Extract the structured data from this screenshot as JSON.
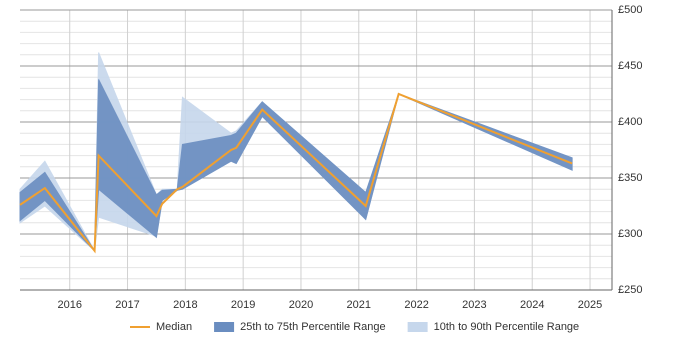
{
  "chart_data": {
    "type": "line",
    "x": [
      2015.14,
      2015.57,
      2016.43,
      2016.5,
      2017.5,
      2017.6,
      2017.86,
      2017.95,
      2018.79,
      2018.88,
      2019.33,
      2021.12,
      2021.69,
      2024.69
    ],
    "series": [
      {
        "name": "10th to 90th Percentile Range",
        "kind": "band",
        "color": "#c6d7ec",
        "high": [
          340,
          365,
          285,
          462,
          335,
          340,
          340,
          422,
          390,
          392,
          418,
          337,
          425,
          368
        ],
        "low": [
          310,
          325,
          285,
          315,
          298,
          330,
          339,
          340,
          365,
          363,
          405,
          313,
          425,
          357
        ]
      },
      {
        "name": "25th to 75th Percentile Range",
        "kind": "band",
        "color": "#6a8dc0",
        "high": [
          337,
          355,
          285,
          438,
          335,
          339,
          340,
          380,
          388,
          390,
          418,
          337,
          425,
          368
        ],
        "low": [
          312,
          330,
          285,
          340,
          297,
          330,
          339,
          340,
          365,
          363,
          405,
          313,
          425,
          357
        ]
      },
      {
        "name": "Median",
        "kind": "line",
        "color": "#f0a030",
        "values": [
          326,
          341,
          285,
          370,
          316,
          327,
          340,
          342,
          375,
          377,
          411,
          325,
          425,
          363
        ]
      }
    ],
    "xlim": [
      2015.14,
      2025.38
    ],
    "xticks": [
      2016,
      2017,
      2018,
      2019,
      2020,
      2021,
      2022,
      2023,
      2024,
      2025
    ],
    "ylim": [
      250,
      500
    ],
    "yticks": [
      {
        "value": 250,
        "label": "£250"
      },
      {
        "value": 300,
        "label": "£300"
      },
      {
        "value": 350,
        "label": "£350"
      },
      {
        "value": 400,
        "label": "£400"
      },
      {
        "value": 450,
        "label": "£450"
      },
      {
        "value": 500,
        "label": "£500"
      }
    ],
    "grid": true,
    "minor_grid": true,
    "legend": "bottom"
  }
}
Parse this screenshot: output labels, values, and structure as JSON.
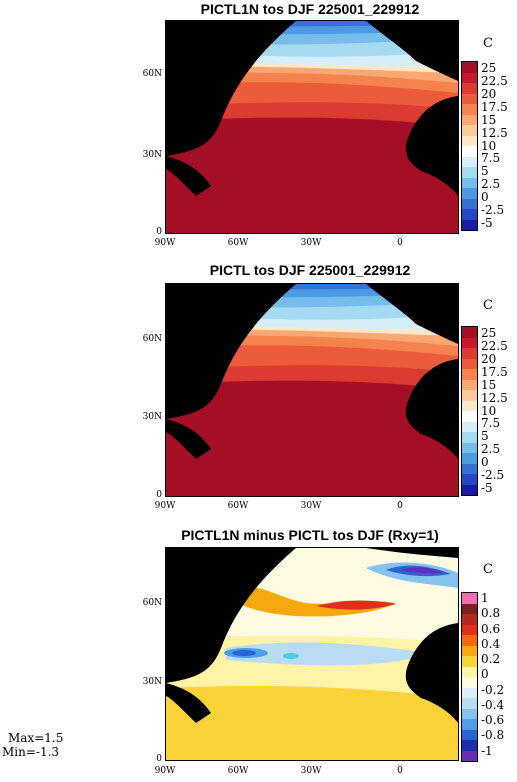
{
  "panels": [
    {
      "title": "PICTL1N tos DJF 225001_229912",
      "unit": "C",
      "y_ticks": [
        "60N",
        "30N",
        "0"
      ],
      "x_ticks": [
        "90W",
        "60W",
        "30W",
        "0"
      ],
      "colorbar": {
        "labels": [
          "25",
          "22.5",
          "20",
          "17.5",
          "15",
          "12.5",
          "10",
          "7.5",
          "5",
          "2.5",
          "0",
          "-2.5",
          "-5"
        ],
        "colors": [
          "#a50f26",
          "#c4182b",
          "#dc3b32",
          "#ec5c3c",
          "#f5834f",
          "#faa873",
          "#fdca9c",
          "#fee8c8",
          "#ffffff",
          "#d6eef8",
          "#a8d9f2",
          "#76bdec",
          "#4e9ae2",
          "#3672d6",
          "#2747c6",
          "#1a1aa6"
        ]
      }
    },
    {
      "title": "PICTL tos DJF 225001_229912",
      "unit": "C",
      "y_ticks": [
        "60N",
        "30N",
        "0"
      ],
      "x_ticks": [
        "90W",
        "60W",
        "30W",
        "0"
      ],
      "colorbar": {
        "labels": [
          "25",
          "22.5",
          "20",
          "17.5",
          "15",
          "12.5",
          "10",
          "7.5",
          "5",
          "2.5",
          "0",
          "-2.5",
          "-5"
        ],
        "colors": [
          "#a50f26",
          "#c4182b",
          "#dc3b32",
          "#ec5c3c",
          "#f5834f",
          "#faa873",
          "#fdca9c",
          "#fee8c8",
          "#ffffff",
          "#d6eef8",
          "#a8d9f2",
          "#76bdec",
          "#4e9ae2",
          "#3672d6",
          "#2747c6",
          "#1a1aa6"
        ]
      }
    },
    {
      "title": "PICTL1N minus PICTL tos DJF (Rxy=1)",
      "unit": "C",
      "y_ticks": [
        "60N",
        "30N",
        "0"
      ],
      "x_ticks": [
        "90W",
        "60W",
        "30W",
        "0"
      ],
      "colorbar": {
        "labels": [
          "1",
          "0.8",
          "0.6",
          "0.4",
          "0.2",
          "0",
          "-0.2",
          "-0.4",
          "-0.6",
          "-0.8",
          "-1"
        ],
        "colors": [
          "#f36fb4",
          "#7f1f1f",
          "#b52a1a",
          "#e0301a",
          "#f26a10",
          "#f7a80e",
          "#fad23a",
          "#fff3a6",
          "#fffbe0",
          "#dfeefa",
          "#b9dcf4",
          "#85c2ee",
          "#4f9be6",
          "#2a63d2",
          "#1a2fa8",
          "#6a2bb8"
        ]
      }
    }
  ],
  "stats": {
    "max": "Max=1.5",
    "min": "Min=-1.3"
  }
}
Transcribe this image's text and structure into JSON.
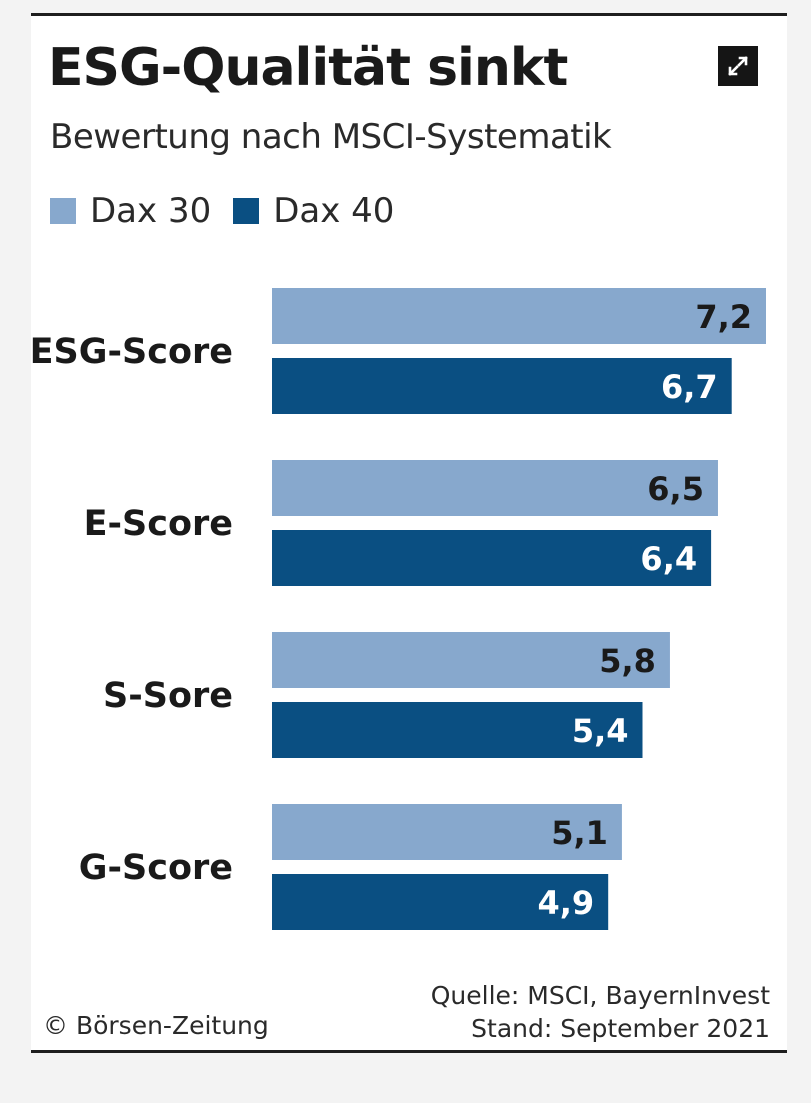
{
  "chart_data": {
    "type": "bar",
    "orientation": "horizontal",
    "title": "ESG-Qualität sinkt",
    "subtitle": "Bewertung nach MSCI-Systematik",
    "categories": [
      "ESG-Score",
      "E-Score",
      "S-Sore",
      "G-Score"
    ],
    "series": [
      {
        "name": "Dax 30",
        "values": [
          7.2,
          6.5,
          5.8,
          5.1
        ],
        "value_labels": [
          "7,2",
          "6,5",
          "5,8",
          "5,1"
        ],
        "color": "#87a8cd",
        "label_color": "#1a1a1a"
      },
      {
        "name": "Dax 40",
        "values": [
          6.7,
          6.4,
          5.4,
          4.9
        ],
        "value_labels": [
          "6,7",
          "6,4",
          "5,4",
          "4,9"
        ],
        "color": "#0a4f82",
        "label_color": "#ffffff"
      }
    ],
    "xlim": [
      0,
      7.2
    ],
    "grid": false,
    "legend_position": "top-left"
  },
  "footer": {
    "copyright": "© Börsen-Zeitung",
    "source": "Quelle: MSCI, BayernInvest",
    "date": "Stand: September 2021"
  },
  "icons": {
    "expand": "expand-arrows-icon"
  }
}
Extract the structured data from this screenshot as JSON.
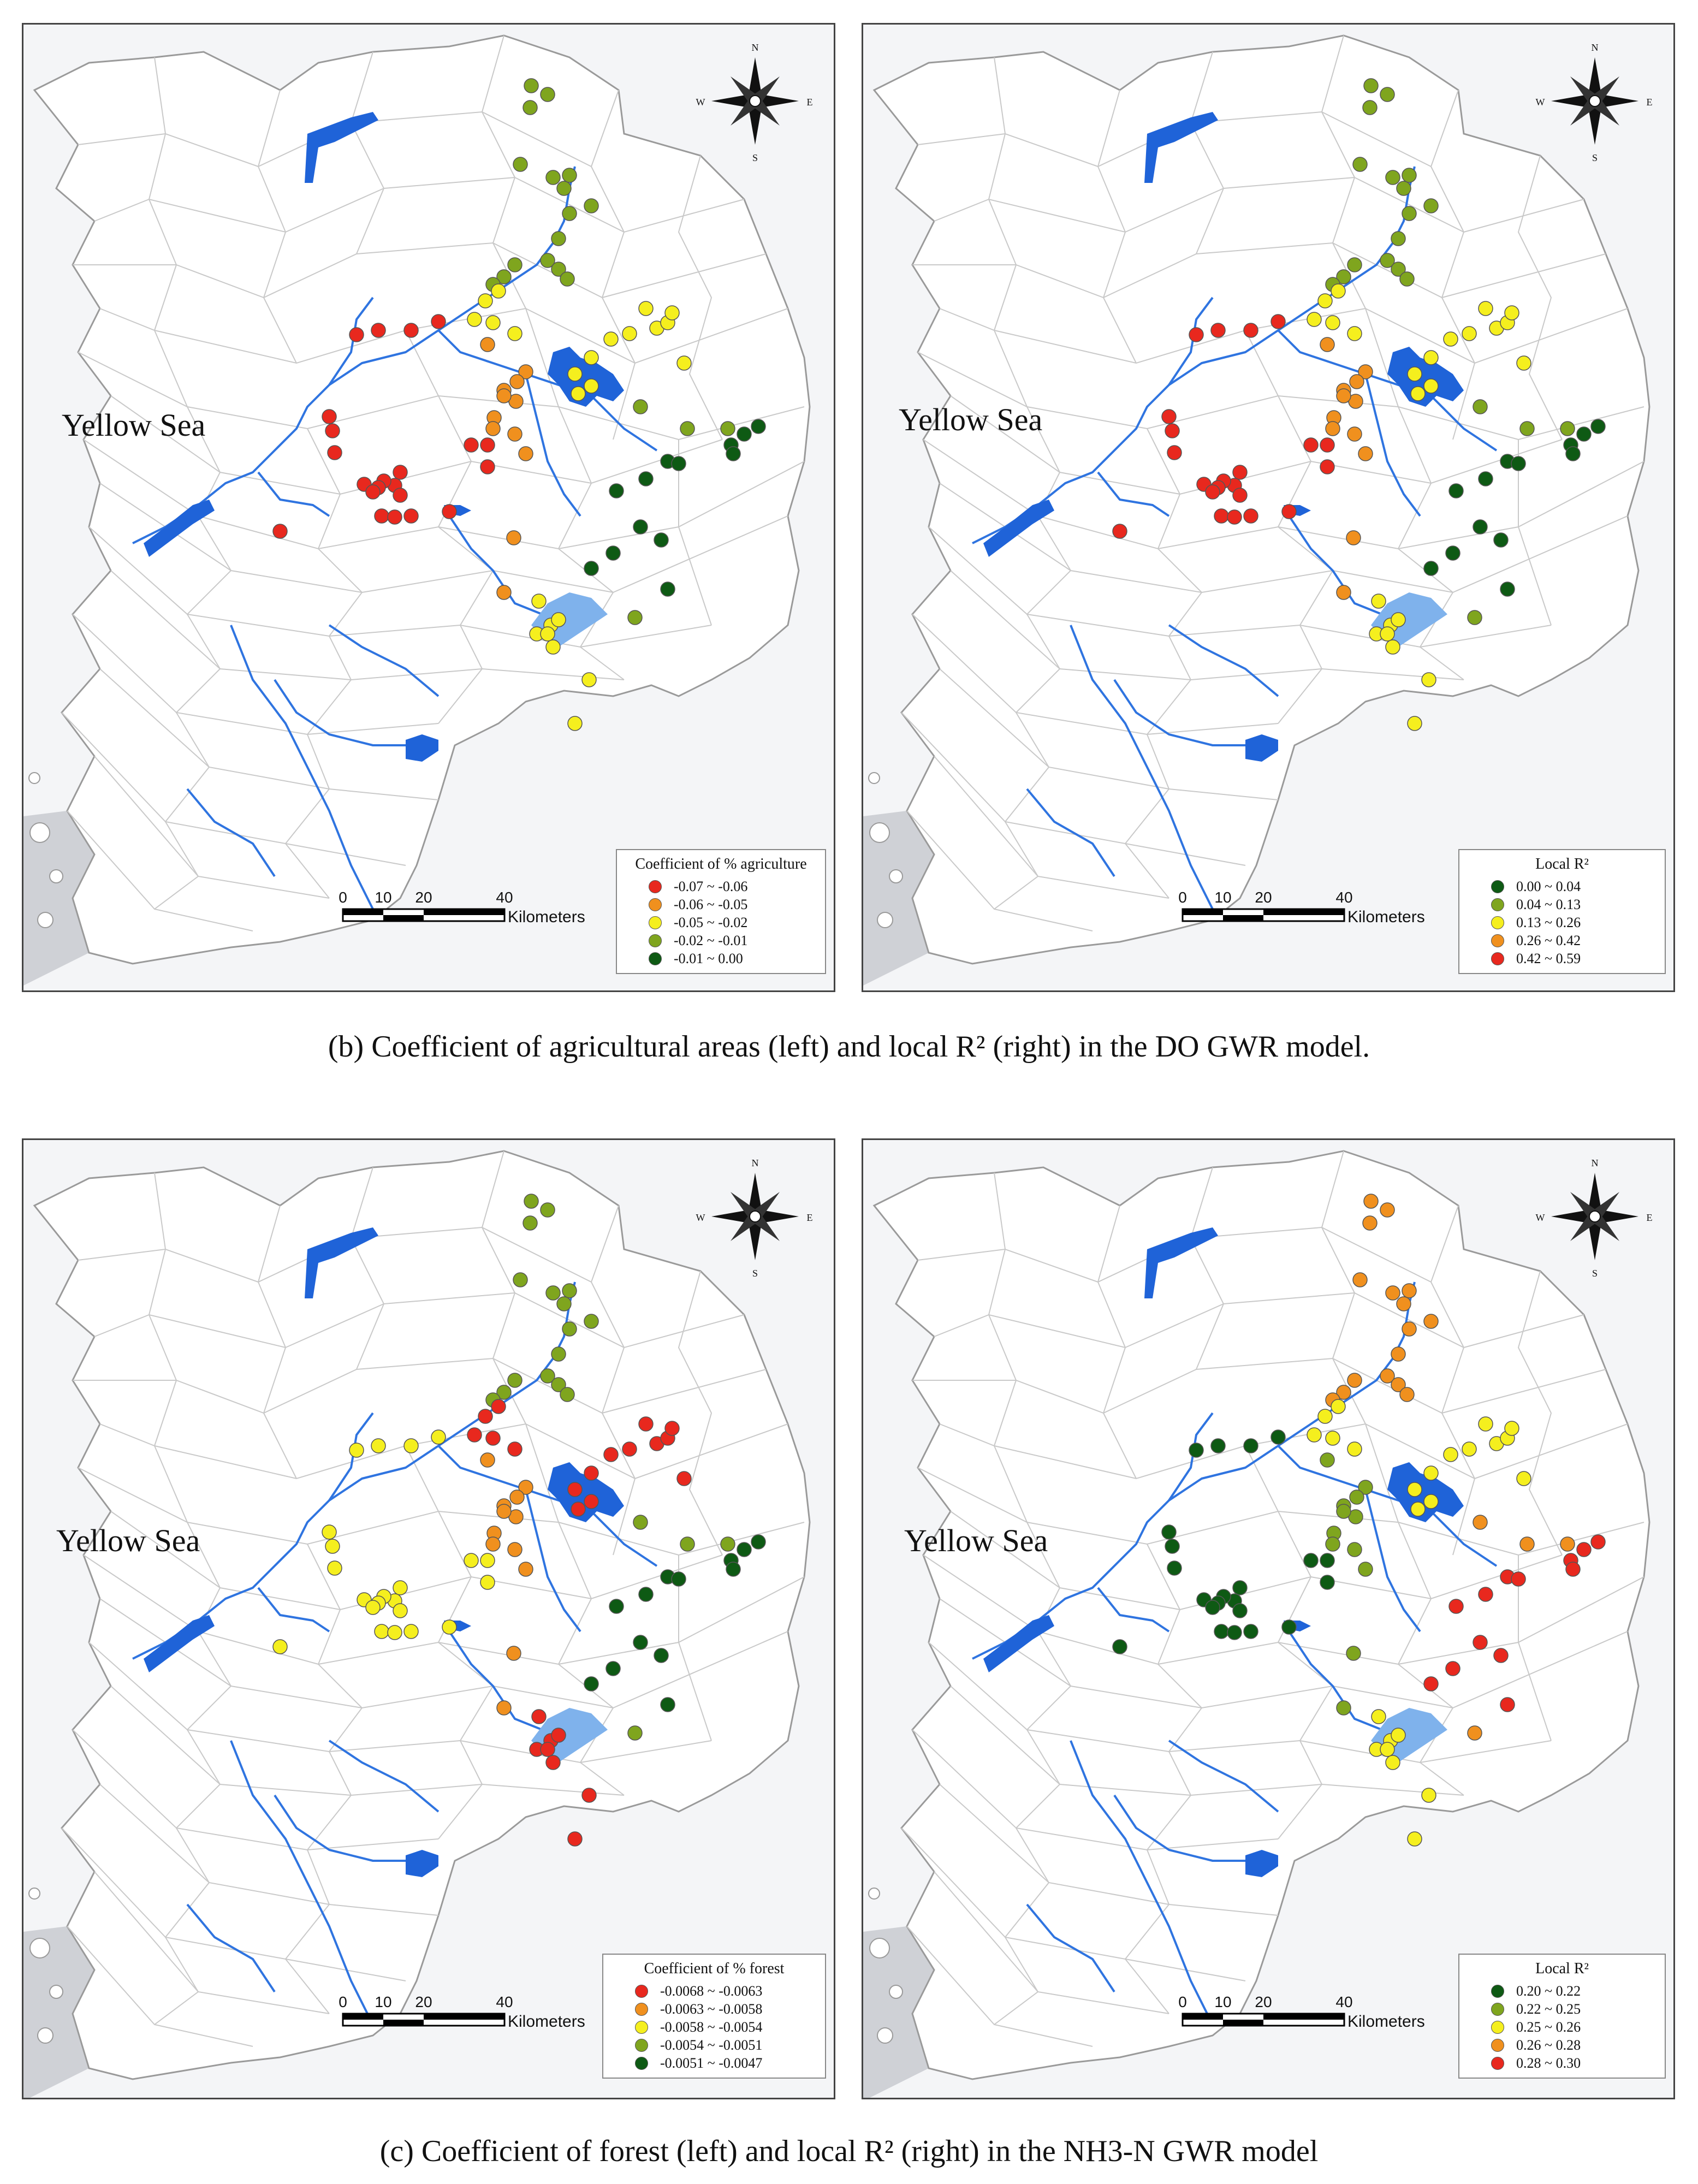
{
  "sea_label": "Yellow Sea",
  "compass": {
    "n": "N",
    "s": "S",
    "e": "E",
    "w": "W"
  },
  "scale_bar": {
    "ticks": [
      "0",
      "10",
      "20",
      "40"
    ],
    "unit": "Kilometers"
  },
  "panels": [
    {
      "legend": {
        "title": "Coefficient of % agriculture",
        "classes": [
          {
            "label": "-0.07 ~ -0.06",
            "color": "#e8281e"
          },
          {
            "label": "-0.06 ~ -0.05",
            "color": "#f0901e"
          },
          {
            "label": "-0.05 ~ -0.02",
            "color": "#f5ef1e"
          },
          {
            "label": "-0.02 ~ -0.01",
            "color": "#7fa51e"
          },
          {
            "label": "-0.01 ~ 0.00",
            "color": "#0e5a14"
          }
        ]
      }
    },
    {
      "legend": {
        "title": "Local R²",
        "classes": [
          {
            "label": "0.00 ~ 0.04",
            "color": "#0e5a14"
          },
          {
            "label": "0.04 ~ 0.13",
            "color": "#7fa51e"
          },
          {
            "label": "0.13 ~ 0.26",
            "color": "#f5ef1e"
          },
          {
            "label": "0.26 ~ 0.42",
            "color": "#f0901e"
          },
          {
            "label": "0.42 ~ 0.59",
            "color": "#e8281e"
          }
        ]
      }
    },
    {
      "legend": {
        "title": "Coefficient of % forest",
        "classes": [
          {
            "label": "-0.0068 ~ -0.0063",
            "color": "#e8281e"
          },
          {
            "label": "-0.0063 ~ -0.0058",
            "color": "#f0901e"
          },
          {
            "label": "-0.0058 ~ -0.0054",
            "color": "#f5ef1e"
          },
          {
            "label": "-0.0054 ~ -0.0051",
            "color": "#7fa51e"
          },
          {
            "label": "-0.0051 ~ -0.0047",
            "color": "#0e5a14"
          }
        ]
      }
    },
    {
      "legend": {
        "title": "Local R²",
        "classes": [
          {
            "label": "0.20 ~ 0.22",
            "color": "#0e5a14"
          },
          {
            "label": "0.22 ~ 0.25",
            "color": "#7fa51e"
          },
          {
            "label": "0.25 ~ 0.26",
            "color": "#f5ef1e"
          },
          {
            "label": "0.26 ~ 0.28",
            "color": "#f0901e"
          },
          {
            "label": "0.28 ~ 0.30",
            "color": "#e8281e"
          }
        ]
      }
    }
  ],
  "captions": {
    "b": "(b) Coefficient of agricultural areas (left) and local R² (right) in the DO GWR model.",
    "c": "(c) Coefficient of forest (left) and local R² (right) in the NH3-N GWR model"
  }
}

» **Written problem**
Each line holding the word "name" counts once; report the total and nothing else.

» **Answer below**
5